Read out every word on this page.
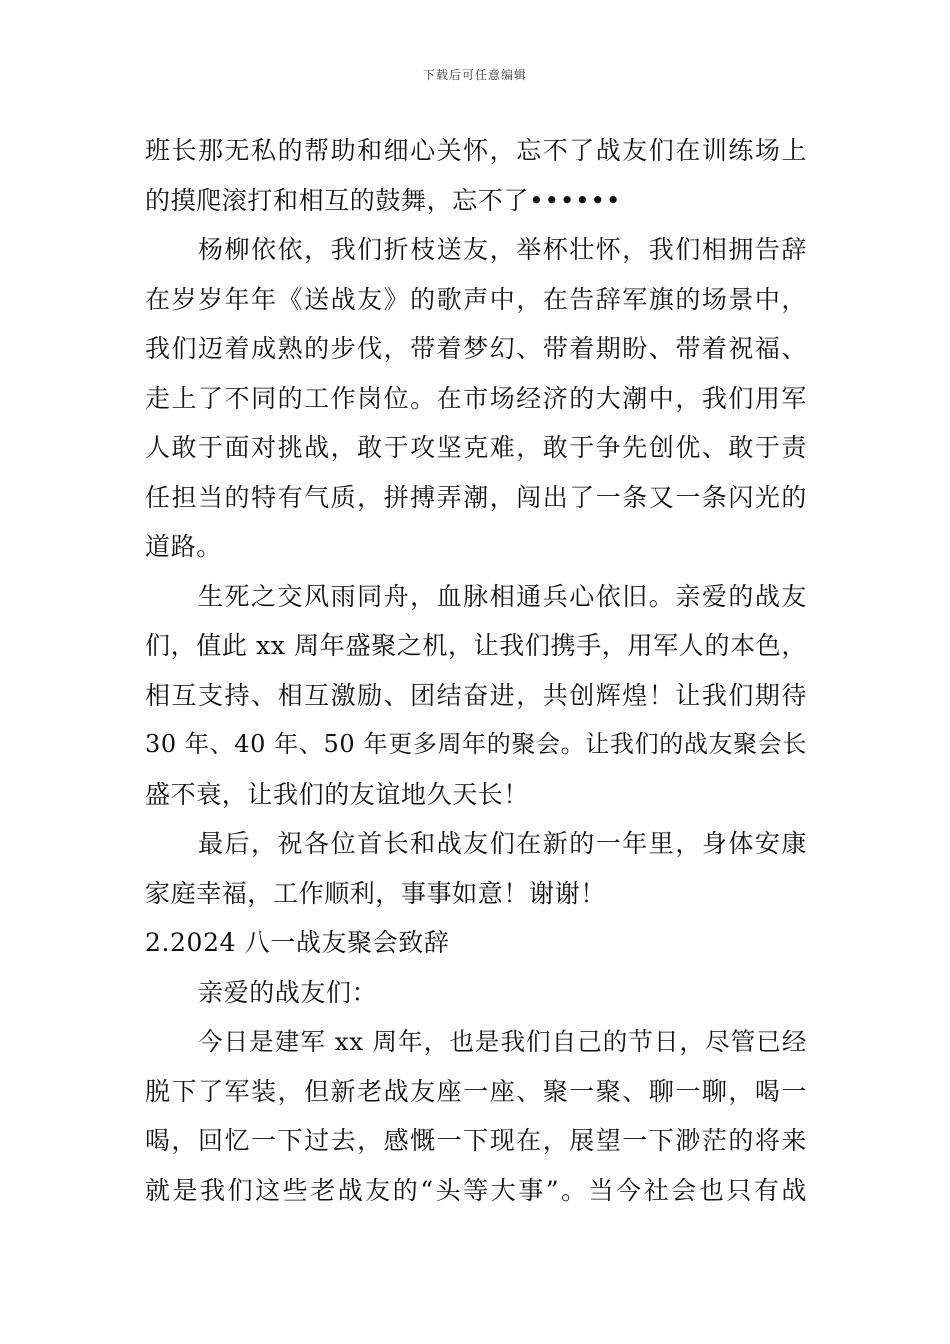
下载后可任意编辑
班长那无私的帮助和细心关怀，忘不了战友们在训练场上
的摸爬滚打和相互的鼓舞，忘不了••••••
杨柳依依，我们折枝送友，举杯壮怀，我们相拥告辞
在岁岁年年《送战友》的歌声中，在告辞军旗的场景中，
我们迈着成熟的步伐，带着梦幻、带着期盼、带着祝福、
走上了不同的工作岗位。在市场经济的大潮中，我们用军
人敢于面对挑战，敢于攻坚克难，敢于争先创优、敢于责
任担当的特有气质，拼搏弄潮，闯出了一条又一条闪光的
道路。
生死之交风雨同舟，血脉相通兵心依旧。亲爱的战友
们，值此 xx 周年盛聚之机，让我们携手，用军人的本色，
相互支持、相互激励、团结奋进，共创辉煌！让我们期待
30 年、40 年、50 年更多周年的聚会。让我们的战友聚会长
盛不衰，让我们的友谊地久天长！
最后，祝各位首长和战友们在新的一年里，身体安康
家庭幸福，工作顺利，事事如意！谢谢！
2.2024 八一战友聚会致辞
亲爱的战友们：
今日是建军 xx 周年，也是我们自己的节日，尽管已经
脱下了军装，但新老战友座一座、聚一聚、聊一聊，喝一
喝，回忆一下过去，感慨一下现在，展望一下渺茫的将来
就是我们这些老战友的“头等大事”。当今社会也只有战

**Exercise instructions:** Reproduce the material in its entirety and word for word, without the pictures.

**The output:**
Read out every word on this page.
下载后可任意编辑
班长那无私的帮助和细心关怀，忘不了战友们在训练场上
的摸爬滚打和相互的鼓舞，忘不了••••••
杨柳依依，我们折枝送友，举杯壮怀，我们相拥告辞
在岁岁年年《送战友》的歌声中，在告辞军旗的场景中，
我们迈着成熟的步伐，带着梦幻、带着期盼、带着祝福、
走上了不同的工作岗位。在市场经济的大潮中，我们用军
人敢于面对挑战，敢于攻坚克难，敢于争先创优、敢于责
任担当的特有气质，拼搏弄潮，闯出了一条又一条闪光的
道路。
生死之交风雨同舟，血脉相通兵心依旧。亲爱的战友
们，值此 xx 周年盛聚之机，让我们携手，用军人的本色，
相互支持、相互激励、团结奋进，共创辉煌！让我们期待
30 年、40 年、50 年更多周年的聚会。让我们的战友聚会长
盛不衰，让我们的友谊地久天长！
最后，祝各位首长和战友们在新的一年里，身体安康
家庭幸福，工作顺利，事事如意！谢谢！
2.2024 八一战友聚会致辞
亲爱的战友们：
今日是建军 xx 周年，也是我们自己的节日，尽管已经
脱下了军装，但新老战友座一座、聚一聚、聊一聊，喝一
喝，回忆一下过去，感慨一下现在，展望一下渺茫的将来
就是我们这些老战友的“头等大事”。当今社会也只有战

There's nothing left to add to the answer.